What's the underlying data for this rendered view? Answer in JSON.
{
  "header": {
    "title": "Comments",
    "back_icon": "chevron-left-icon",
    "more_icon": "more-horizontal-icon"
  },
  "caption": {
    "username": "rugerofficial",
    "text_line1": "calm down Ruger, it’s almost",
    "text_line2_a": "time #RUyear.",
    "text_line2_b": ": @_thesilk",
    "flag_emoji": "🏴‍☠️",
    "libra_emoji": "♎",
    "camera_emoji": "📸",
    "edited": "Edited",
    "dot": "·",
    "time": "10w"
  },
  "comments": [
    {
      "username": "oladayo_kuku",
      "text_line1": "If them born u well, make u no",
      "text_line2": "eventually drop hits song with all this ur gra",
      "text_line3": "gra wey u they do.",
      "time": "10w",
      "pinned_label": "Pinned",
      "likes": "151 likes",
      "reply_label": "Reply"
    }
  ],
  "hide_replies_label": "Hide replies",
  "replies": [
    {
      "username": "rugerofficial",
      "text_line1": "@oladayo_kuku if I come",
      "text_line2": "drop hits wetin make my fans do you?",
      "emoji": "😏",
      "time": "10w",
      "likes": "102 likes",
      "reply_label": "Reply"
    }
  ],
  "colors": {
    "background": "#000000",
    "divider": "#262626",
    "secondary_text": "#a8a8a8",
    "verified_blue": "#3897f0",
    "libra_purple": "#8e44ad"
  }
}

--

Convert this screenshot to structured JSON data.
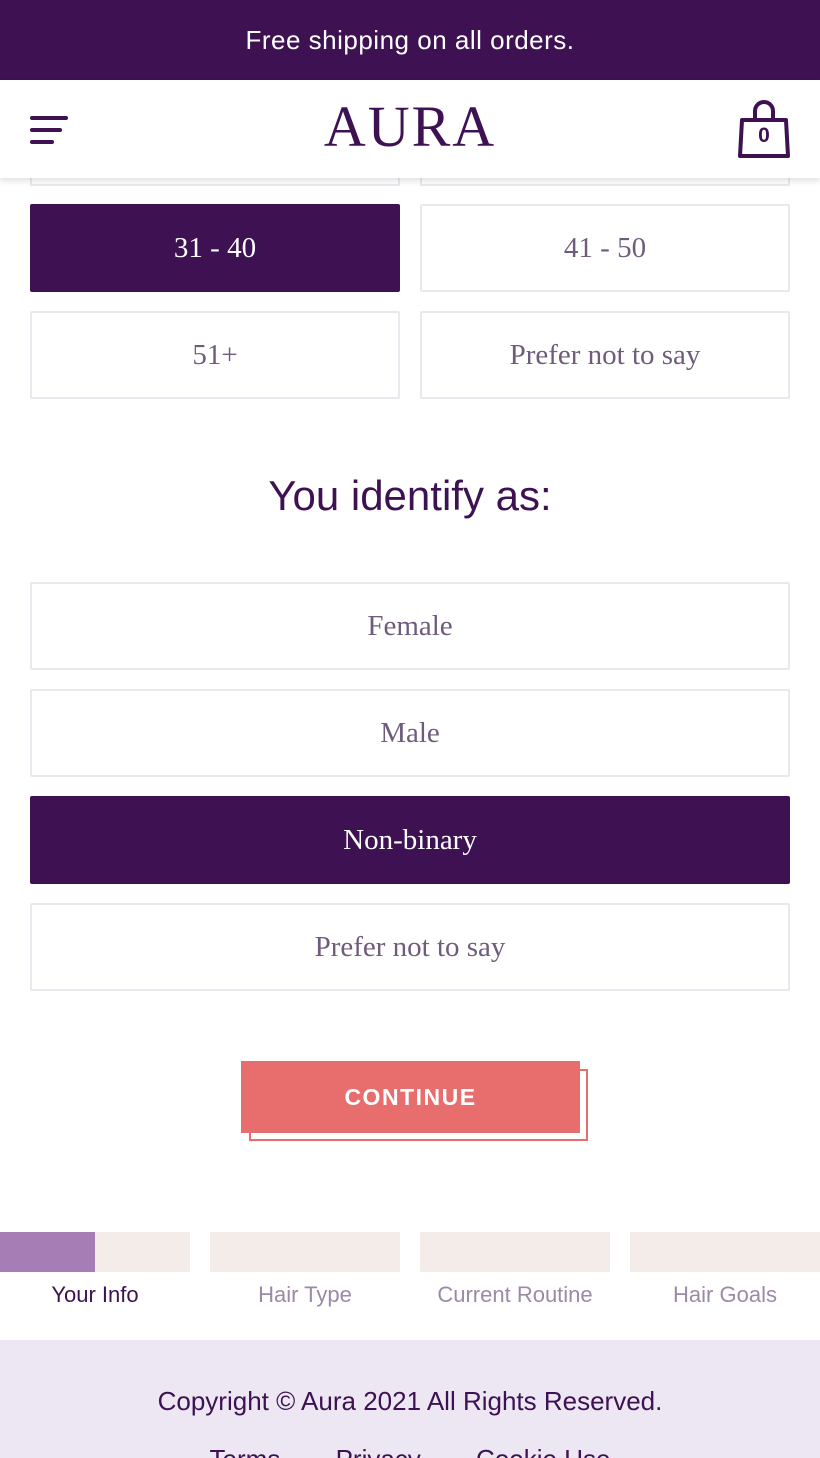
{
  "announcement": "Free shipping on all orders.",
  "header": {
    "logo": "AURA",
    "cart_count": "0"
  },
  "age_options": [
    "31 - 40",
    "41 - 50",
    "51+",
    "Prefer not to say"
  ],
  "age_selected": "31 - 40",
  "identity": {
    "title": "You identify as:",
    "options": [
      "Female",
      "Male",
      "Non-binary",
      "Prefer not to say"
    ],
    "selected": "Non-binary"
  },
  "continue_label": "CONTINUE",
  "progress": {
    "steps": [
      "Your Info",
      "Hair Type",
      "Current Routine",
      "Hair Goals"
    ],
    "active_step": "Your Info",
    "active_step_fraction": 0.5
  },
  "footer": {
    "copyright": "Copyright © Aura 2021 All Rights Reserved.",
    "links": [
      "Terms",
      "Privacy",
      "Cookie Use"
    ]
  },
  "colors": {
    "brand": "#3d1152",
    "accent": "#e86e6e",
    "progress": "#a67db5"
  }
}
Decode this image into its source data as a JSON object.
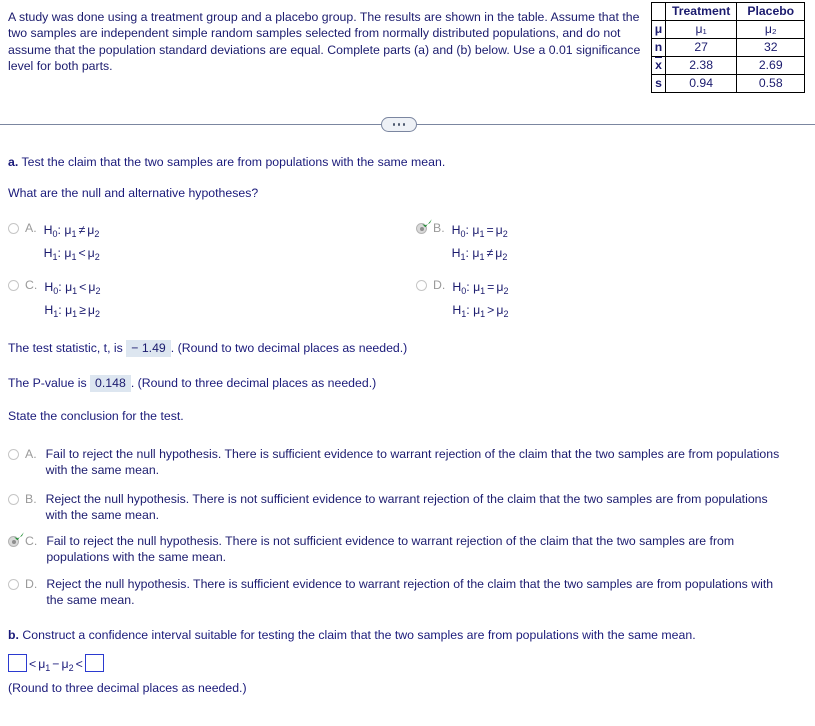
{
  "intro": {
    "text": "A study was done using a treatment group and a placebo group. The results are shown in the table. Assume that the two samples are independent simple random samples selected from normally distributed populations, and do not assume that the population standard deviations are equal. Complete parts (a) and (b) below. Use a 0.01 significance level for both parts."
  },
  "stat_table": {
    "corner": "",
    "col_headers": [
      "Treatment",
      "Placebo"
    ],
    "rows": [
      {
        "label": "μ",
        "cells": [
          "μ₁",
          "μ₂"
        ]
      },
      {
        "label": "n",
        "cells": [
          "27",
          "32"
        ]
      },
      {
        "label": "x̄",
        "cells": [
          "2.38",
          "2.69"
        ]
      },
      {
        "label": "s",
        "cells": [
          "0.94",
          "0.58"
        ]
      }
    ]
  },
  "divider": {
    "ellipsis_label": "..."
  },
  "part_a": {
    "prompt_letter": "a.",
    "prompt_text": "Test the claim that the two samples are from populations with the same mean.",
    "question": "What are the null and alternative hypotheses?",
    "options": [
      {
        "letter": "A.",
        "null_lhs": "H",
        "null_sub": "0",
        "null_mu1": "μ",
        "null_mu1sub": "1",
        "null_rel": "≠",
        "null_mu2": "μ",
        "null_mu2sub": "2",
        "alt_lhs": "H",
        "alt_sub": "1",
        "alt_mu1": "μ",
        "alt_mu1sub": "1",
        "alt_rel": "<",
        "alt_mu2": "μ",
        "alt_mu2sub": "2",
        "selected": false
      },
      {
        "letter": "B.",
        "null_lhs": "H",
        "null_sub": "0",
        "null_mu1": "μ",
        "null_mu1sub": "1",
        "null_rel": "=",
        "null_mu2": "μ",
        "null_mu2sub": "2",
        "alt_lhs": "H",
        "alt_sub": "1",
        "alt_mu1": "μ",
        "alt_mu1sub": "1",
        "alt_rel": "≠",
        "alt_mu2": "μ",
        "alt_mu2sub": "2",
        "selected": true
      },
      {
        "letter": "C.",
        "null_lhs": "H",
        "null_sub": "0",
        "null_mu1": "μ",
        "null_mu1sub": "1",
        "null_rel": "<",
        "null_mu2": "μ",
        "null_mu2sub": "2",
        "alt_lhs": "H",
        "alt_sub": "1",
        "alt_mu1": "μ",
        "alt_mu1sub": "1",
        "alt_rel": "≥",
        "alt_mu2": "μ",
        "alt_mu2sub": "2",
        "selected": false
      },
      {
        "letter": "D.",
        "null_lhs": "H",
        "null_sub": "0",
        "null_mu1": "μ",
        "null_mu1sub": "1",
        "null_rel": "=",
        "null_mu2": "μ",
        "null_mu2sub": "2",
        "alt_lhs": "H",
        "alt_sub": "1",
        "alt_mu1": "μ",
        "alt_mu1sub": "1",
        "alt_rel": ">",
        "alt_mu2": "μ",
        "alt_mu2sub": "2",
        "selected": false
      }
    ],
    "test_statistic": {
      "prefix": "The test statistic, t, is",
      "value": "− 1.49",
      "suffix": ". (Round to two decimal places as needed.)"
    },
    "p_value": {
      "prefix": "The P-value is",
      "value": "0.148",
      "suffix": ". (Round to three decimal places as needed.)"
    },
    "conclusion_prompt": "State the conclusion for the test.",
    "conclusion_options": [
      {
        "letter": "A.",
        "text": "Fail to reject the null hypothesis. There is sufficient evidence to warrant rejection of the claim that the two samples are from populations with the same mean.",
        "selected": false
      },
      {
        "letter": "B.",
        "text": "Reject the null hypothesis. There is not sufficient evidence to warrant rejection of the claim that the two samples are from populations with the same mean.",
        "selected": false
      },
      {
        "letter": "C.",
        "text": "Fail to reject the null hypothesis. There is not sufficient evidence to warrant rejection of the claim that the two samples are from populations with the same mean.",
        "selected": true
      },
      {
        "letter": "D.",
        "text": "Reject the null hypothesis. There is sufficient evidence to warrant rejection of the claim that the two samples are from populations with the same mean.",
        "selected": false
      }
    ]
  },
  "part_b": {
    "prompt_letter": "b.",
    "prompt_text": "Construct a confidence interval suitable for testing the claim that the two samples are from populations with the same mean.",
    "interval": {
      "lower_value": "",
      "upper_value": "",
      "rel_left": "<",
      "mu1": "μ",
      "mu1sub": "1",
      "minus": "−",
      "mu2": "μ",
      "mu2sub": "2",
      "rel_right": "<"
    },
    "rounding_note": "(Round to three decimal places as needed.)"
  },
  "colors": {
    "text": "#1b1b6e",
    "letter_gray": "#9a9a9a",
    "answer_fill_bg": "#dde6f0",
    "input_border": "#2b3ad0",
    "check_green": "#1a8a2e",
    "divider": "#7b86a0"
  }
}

==

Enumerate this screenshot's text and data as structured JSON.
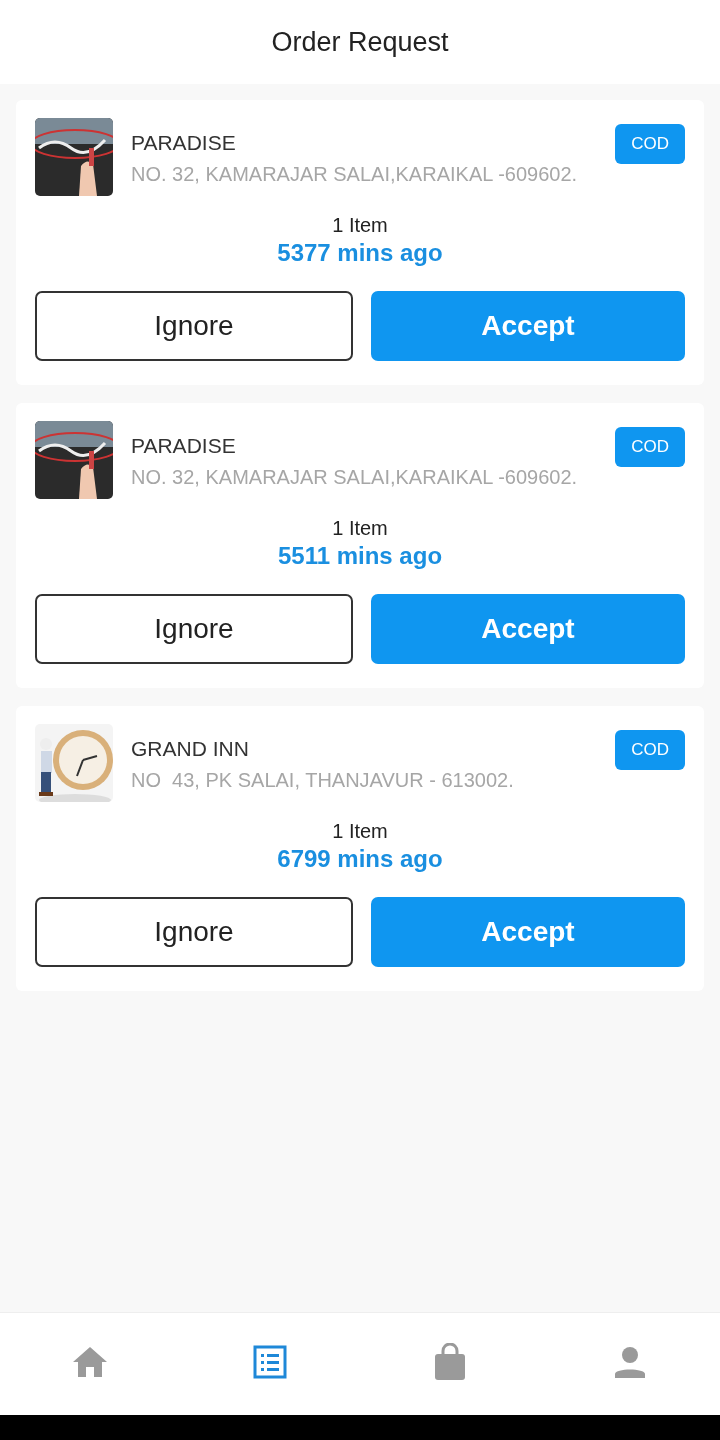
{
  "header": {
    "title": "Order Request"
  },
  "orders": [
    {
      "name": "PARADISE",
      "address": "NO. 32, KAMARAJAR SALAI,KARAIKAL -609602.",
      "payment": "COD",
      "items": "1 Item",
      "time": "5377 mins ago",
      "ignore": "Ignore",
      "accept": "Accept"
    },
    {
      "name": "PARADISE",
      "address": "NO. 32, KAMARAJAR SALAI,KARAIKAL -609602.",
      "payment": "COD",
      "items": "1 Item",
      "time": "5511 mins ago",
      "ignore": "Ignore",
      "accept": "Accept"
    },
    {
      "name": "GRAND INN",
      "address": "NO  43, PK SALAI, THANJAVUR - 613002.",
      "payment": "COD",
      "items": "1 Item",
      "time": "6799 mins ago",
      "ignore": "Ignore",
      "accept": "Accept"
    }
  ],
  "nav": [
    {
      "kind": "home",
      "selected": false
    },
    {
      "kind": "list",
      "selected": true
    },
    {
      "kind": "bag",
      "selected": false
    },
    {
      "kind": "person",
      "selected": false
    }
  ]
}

* [Prompt]
Find how many lines include the string "title" and report that number alone.

* [Written answer]
3